Items from a data source:
○ ○ ○ ○

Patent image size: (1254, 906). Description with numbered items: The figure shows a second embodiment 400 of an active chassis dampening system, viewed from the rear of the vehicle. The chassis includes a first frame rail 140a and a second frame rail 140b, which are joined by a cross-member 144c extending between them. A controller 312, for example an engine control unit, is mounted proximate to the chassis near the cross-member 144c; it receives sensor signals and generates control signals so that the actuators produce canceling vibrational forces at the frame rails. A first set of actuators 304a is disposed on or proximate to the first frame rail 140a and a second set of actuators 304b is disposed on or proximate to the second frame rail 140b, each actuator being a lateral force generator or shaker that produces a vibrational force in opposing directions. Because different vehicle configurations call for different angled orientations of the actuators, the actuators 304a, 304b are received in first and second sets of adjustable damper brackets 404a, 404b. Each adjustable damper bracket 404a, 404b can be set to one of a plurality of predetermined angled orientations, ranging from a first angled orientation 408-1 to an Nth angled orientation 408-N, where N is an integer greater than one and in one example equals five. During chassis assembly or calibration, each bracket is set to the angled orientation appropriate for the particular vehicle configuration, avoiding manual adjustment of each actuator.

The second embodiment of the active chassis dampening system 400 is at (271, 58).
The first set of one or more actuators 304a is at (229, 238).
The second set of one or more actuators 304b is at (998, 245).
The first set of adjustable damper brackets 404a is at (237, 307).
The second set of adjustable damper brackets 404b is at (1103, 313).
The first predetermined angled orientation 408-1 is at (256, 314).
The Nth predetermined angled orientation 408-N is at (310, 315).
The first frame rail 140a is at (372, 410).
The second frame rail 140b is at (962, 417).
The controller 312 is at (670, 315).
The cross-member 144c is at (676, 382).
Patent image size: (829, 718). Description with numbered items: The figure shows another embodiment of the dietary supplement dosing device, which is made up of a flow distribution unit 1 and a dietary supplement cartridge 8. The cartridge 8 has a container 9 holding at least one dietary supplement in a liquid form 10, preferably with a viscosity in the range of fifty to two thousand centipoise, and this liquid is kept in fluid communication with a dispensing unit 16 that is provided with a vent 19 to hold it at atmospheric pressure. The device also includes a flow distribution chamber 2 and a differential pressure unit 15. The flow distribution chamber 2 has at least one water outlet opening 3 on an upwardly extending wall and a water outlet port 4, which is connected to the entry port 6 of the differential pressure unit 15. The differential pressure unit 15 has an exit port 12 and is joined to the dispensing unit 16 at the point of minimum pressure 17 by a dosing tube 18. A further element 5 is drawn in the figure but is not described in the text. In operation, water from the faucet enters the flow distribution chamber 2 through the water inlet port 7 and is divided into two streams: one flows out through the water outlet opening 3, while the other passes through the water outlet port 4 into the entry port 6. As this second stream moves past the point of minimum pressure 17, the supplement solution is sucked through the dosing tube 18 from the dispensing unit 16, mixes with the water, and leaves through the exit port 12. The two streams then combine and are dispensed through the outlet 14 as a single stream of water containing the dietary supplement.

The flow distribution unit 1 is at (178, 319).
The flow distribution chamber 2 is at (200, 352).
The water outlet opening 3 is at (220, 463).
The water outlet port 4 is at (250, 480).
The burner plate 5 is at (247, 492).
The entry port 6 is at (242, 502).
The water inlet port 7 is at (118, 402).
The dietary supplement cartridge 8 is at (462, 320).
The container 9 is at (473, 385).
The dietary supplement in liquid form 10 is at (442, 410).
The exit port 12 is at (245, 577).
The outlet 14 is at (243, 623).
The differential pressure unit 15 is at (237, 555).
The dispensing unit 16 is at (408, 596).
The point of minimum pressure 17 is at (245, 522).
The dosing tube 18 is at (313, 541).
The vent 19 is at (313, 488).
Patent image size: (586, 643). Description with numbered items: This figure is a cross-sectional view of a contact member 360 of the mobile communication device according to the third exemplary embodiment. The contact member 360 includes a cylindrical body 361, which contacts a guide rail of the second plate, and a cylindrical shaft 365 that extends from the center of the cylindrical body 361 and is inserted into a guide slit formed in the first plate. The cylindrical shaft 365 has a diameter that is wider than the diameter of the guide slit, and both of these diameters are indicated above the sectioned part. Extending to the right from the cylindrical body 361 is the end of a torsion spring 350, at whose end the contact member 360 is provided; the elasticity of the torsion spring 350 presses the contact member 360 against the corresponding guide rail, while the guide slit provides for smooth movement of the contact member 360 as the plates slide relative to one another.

○ ○ ○ ○

The task » Rewrite all of the records above as a JSON list of strings, with one string per line and blank lines omitted.

Reply to the exercise »
[
  "Patent image size: (1254, 906). Description with numbered items: The figure shows a second embodiment 400 of an active chassis dampening system, viewed from the rear of the vehicle. The chassis includes a first frame rail 140a and a second frame rail 140b, which are joined by a cross-member 144c extending between them. A controller 312, for example an engine control unit, is mounted proximate to the chassis near the cross-member 144c; it receives sensor signals and generates control signals so that the actuators produce canceling vibrational forces at the frame rails. A first set of actuators 304a is disposed on or proximate to the first frame rail 140a and a second set of actuators 304b is disposed on or proximate to the second frame rail 140b, each actuator being a lateral force generator or shaker that produces a vibrational force in opposing directions. Because different vehicle configurations call for different angled orientations of the actuators, the actuators 304a, 304b are received in first and second sets of adjustable damper brackets 404a, 404b. Each adjustable damper bracket 404a, 404b can be set to one of a plurality of predetermined angled orientations, ranging from a first angled orientation 408-1 to an Nth angled orientation 408-N, where N is an integer greater than one and in one example equals five. During chassis assembly or calibration, each bracket is set to the angled orientation appropriate for the particular vehicle configuration, avoiding manual adjustment of each actuator.",
  "The second embodiment of the active chassis dampening system 400 is at (271, 58).",
  "The first set of one or more actuators 304a is at (229, 238).",
  "The second set of one or more actuators 304b is at (998, 245).",
  "The first set of adjustable damper brackets 404a is at (237, 307).",
  "The second set of adjustable damper brackets 404b is at (1103, 313).",
  "The first predetermined angled orientation 408-1 is at (256, 314).",
  "The Nth predetermined angled orientation 408-N is at (310, 315).",
  "The first frame rail 140a is at (372, 410).",
  "The second frame rail 140b is at (962, 417).",
  "The controller 312 is at (670, 315).",
  "The cross-member 144c is at (676, 382).",
  "Patent image size: (829, 718). Description with numbered items: The figure shows another embodiment of the dietary supplement dosing device, which is made up of a flow distribution unit 1 and a dietary supplement cartridge 8. The cartridge 8 has a container 9 holding at least one dietary supplement in a liquid form 10, preferably with a viscosity in the range of fifty to two thousand centipoise, and this liquid is kept in fluid communication with a dispensing unit 16 that is provided with a vent 19 to hold it at atmospheric pressure. The device also includes a flow distribution chamber 2 and a differential pressure unit 15. The flow distribution chamber 2 has at least one water outlet opening 3 on an upwardly extending wall and a water outlet port 4, which is connected to the entry port 6 of the differential pressure unit 15. The differential pressure unit 15 has an exit port 12 and is joined to the dispensing unit 16 at the point of minimum pressure 17 by a dosing tube 18. A further element 5 is drawn in the figure but is not described in the text. In operation, water from the faucet enters the flow distribution chamber 2 through the water inlet port 7 and is divided into two streams: one flows out through the water outlet opening 3, while the other passes through the water outlet port 4 into the entry port 6. As this second stream moves past the point of minimum pressure 17, the supplement solution is sucked through the dosing tube 18 from the dispensing unit 16, mixes with the water, and leaves through the exit port 12. The two streams then combine and are dispensed through the outlet 14 as a single stream of water containing the dietary supplement.",
  "The flow distribution unit 1 is at (178, 319).",
  "The flow distribution chamber 2 is at (200, 352).",
  "The water outlet opening 3 is at (220, 463).",
  "The water outlet port 4 is at (250, 480).",
  "The burner plate 5 is at (247, 492).",
  "The entry port 6 is at (242, 502).",
  "The water inlet port 7 is at (118, 402).",
  "The dietary supplement cartridge 8 is at (462, 320).",
  "The container 9 is at (473, 385).",
  "The dietary supplement in liquid form 10 is at (442, 410).",
  "The exit port 12 is at (245, 577).",
  "The outlet 14 is at (243, 623).",
  "The differential pressure unit 15 is at (237, 555).",
  "The dispensing unit 16 is at (408, 596).",
  "The point of minimum pressure 17 is at (245, 522).",
  "The dosing tube 18 is at (313, 541).",
  "The vent 19 is at (313, 488).",
  "Patent image size: (586, 643). Description with numbered items: This figure is a cross-sectional view of a contact member 360 of the mobile communication device according to the third exemplary embodiment. The contact member 360 includes a cylindrical body 361, which contacts a guide rail of the second plate, and a cylindrical shaft 365 that extends from the center of the cylindrical body 361 and is inserted into a guide slit formed in the first plate. The cylindrical shaft 365 has a diameter that is wider than the diameter of the guide slit, and both of these diameters are indicated above the sectioned part. Extending to the right from the cylindrical body 361 is the end of a torsion spring 350, at whose end the contact member 360 is provided; the elasticity of the torsion spring 350 presses the contact member 360 against the corresponding guide rail, while the guide slit provides for smooth movement of the contact member 360 as the plates slide relative to one another."
]